What you need to do:
Wherever the word "Golden" appears in the entries, copy the whole line.

===== Input records =====

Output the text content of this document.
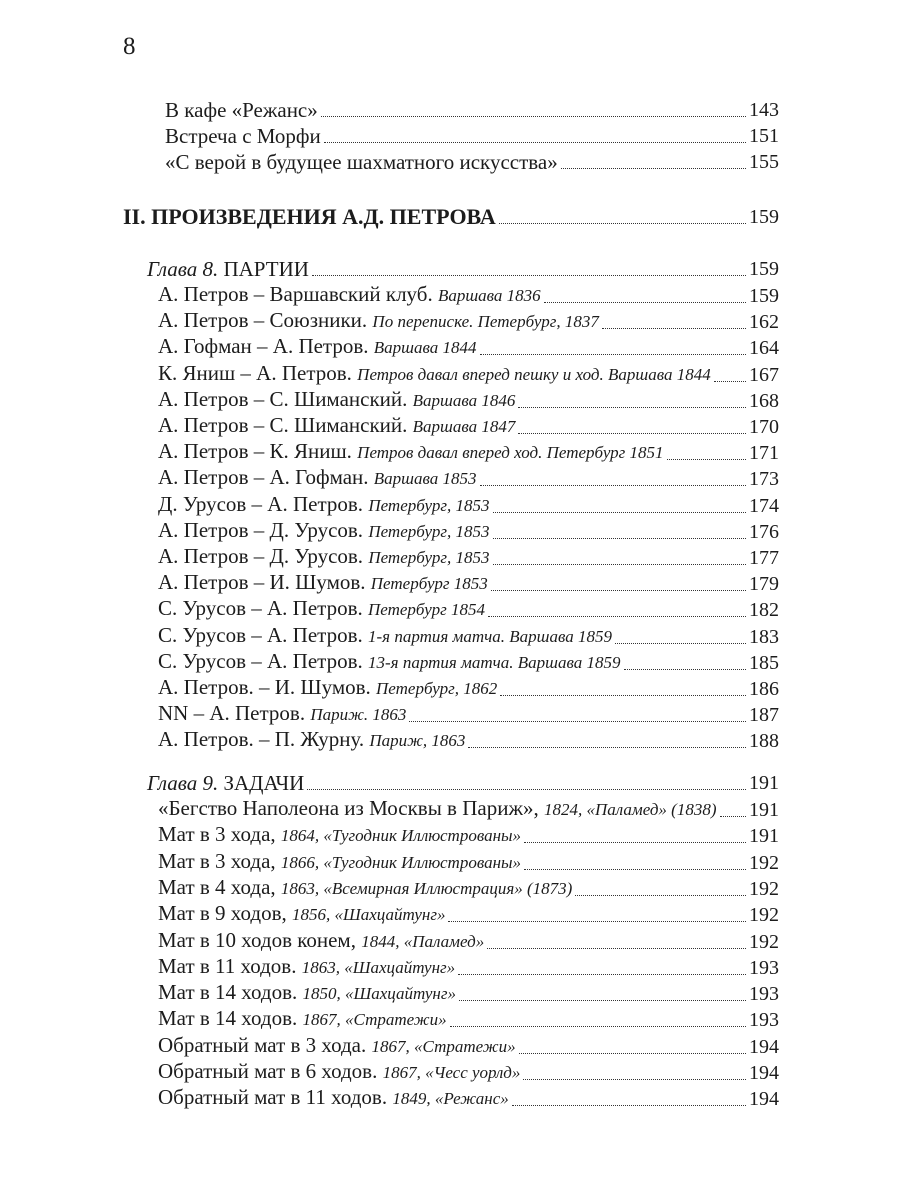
8
В кафе «Режанс»	143
Встреча с Морфи	151
«С верой в будущее шахматного искусства»	155
II. ПРОИЗВЕДЕНИЯ А.Д. ПЕТРОВА	159
Глава 8. ПАРТИИ	159
А. Петров – Варшавский клуб. Варшава 1836	159
А. Петров – Союзники. По переписке. Петербург, 1837	162
А. Гофман – А. Петров. Варшава 1844	164
К. Яниш – А. Петров. Петров давал вперед пешку и ход. Варшава 1844 167
А. Петров – С. Шиманский. Варшава 1846	168
А. Петров – С. Шиманский. Варшава 1847	170
А. Петров – К. Яниш. Петров давал вперед ход. Петербург 1851	171
А. Петров – А. Гофман. Варшава 1853	173
Д. Урусов – А. Петров. Петербург, 1853	174
А. Петров – Д. Урусов. Петербург, 1853	176
А. Петров – Д. Урусов. Петербург, 1853	177
А. Петров – И. Шумов. Петербург 1853	179
С. Урусов – А. Петров. Петербург 1854	182
С. Урусов – А. Петров. 1-я партия матча. Варшава 1859	183
С. Урусов – А. Петров. 13-я партия матча. Варшава 1859	185
А. Петров. – И. Шумов. Петербург, 1862	186
NN – А. Петров. Париж. 1863	187
А. Петров. – П. Журну. Париж, 1863	188
Глава 9. ЗАДАЧИ	191
«Бегство Наполеона из Москвы в Париж», 1824, «Паламед» (1838) 191
Мат в 3 хода, 1864, «Тугодник Иллюстрованы»	191
Мат в 3 хода, 1866, «Тугодник Иллюстрованы»	192
Мат в 4 хода, 1863, «Всемирная Иллюстрация» (1873)	192
Мат в 9 ходов, 1856, «Шахцайтунг»	192
Мат в 10 ходов конем, 1844, «Паламед»	192
Мат в 11 ходов. 1863, «Шахцайтунг»	193
Мат в 14 ходов. 1850, «Шахцайтунг»	193
Мат в 14 ходов. 1867, «Стратежи»	193
Обратный мат в 3 хода. 1867, «Стратежи»	194
Обратный мат в 6 ходов. 1867, «Чесс уорлд»	194
Обратный мат в 11 ходов. 1849, «Режанс»	194
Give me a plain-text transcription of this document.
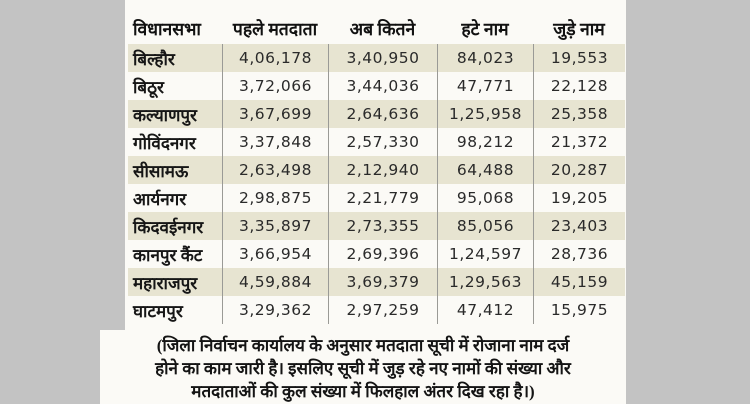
विधानसभा	पहले मतदाता	अब कितने	हटे नाम	जुड़े नाम
बिल्हौर	4,06,178	3,40,950	84,023	19,553
बिठूर	3,72,066	3,44,036	47,771	22,128
कल्याणपुर	3,67,699	2,64,636	1,25,958	25,358
गोविंदनगर	3,37,848	2,57,330	98,212	21,372
सीसामऊ	2,63,498	2,12,940	64,488	20,287
आर्यनगर	2,98,875	2,21,779	95,068	19,205
किदवईनगर	3,35,897	2,73,355	85,056	23,403
कानपुर कैंट	3,66,954	2,69,396	1,24,597	28,736
महाराजपुर	4,59,884	3,69,379	1,29,563	45,159
घाटमपुर	3,29,362	2,97,259	47,412	15,975
(जिला निर्वाचन कार्यालय के अनुसार मतदाता सूची में रोजाना नाम दर्ज
होने का काम जारी है। इसलिए सूची में जुड़ रहे नए नामों की संख्या और
मतदाताओं की कुल संख्या में फिलहाल अंतर दिख रहा है।)
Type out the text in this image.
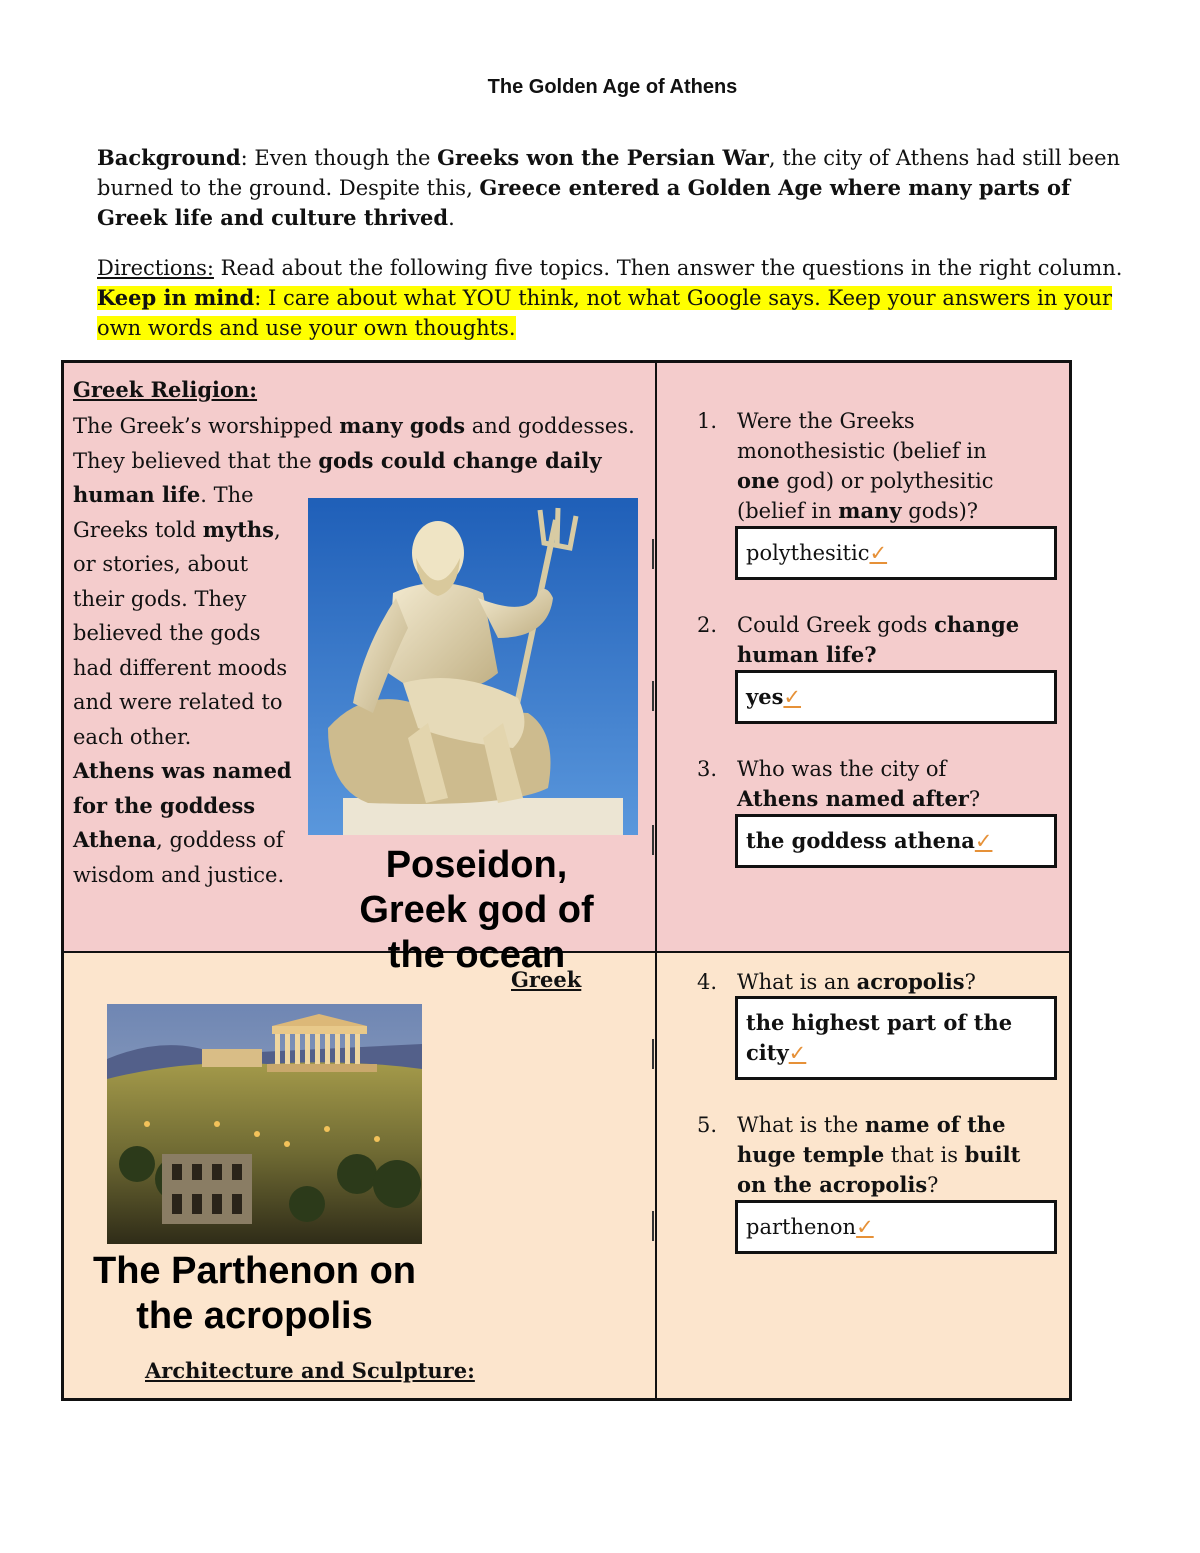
The Golden Age of Athens
Background: Even though the Greeks won the Persian War, the city of Athens had still been burned to the ground. Despite this, Greece entered a Golden Age where many parts of Greek life and culture thrived.
Directions: Read about the following five topics. Then answer the questions in the right column. Keep in mind: I care about what YOU think, not what Google says. Keep your answers in your own words and use your own thoughts.
Greek Religion:
The Greek’s worshipped many gods and goddesses. They believed that the gods could change daily
human life. The Greeks told myths, or stories, about their gods. They believed the gods had different moods and were related to each other.
Athens was named for the goddess Athena, goddess of wisdom and justice.	Poseidon, Greek god of the ocean
1. Were the Greeks monothesistic (belief in one god) or polythesitic (belief in many gods)?
polythesitic✓
2. Could Greek gods change human life?
yes✓
3. Who was the city of Athens named after?
the goddess athena✓
Greek
The Parthenon on the acropolis
Architecture and Sculpture:
4. What is an acropolis?
the highest part of the city✓
5. What is the name of the huge temple that is built on the acropolis?
parthenon✓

=====

Task output:
The Golden Age of Athens
Background: Even though the Greeks won the Persian War, the city of Athens had still been burned to the ground. Despite this, Greece entered a Golden Age where many parts of Greek life and culture thrived.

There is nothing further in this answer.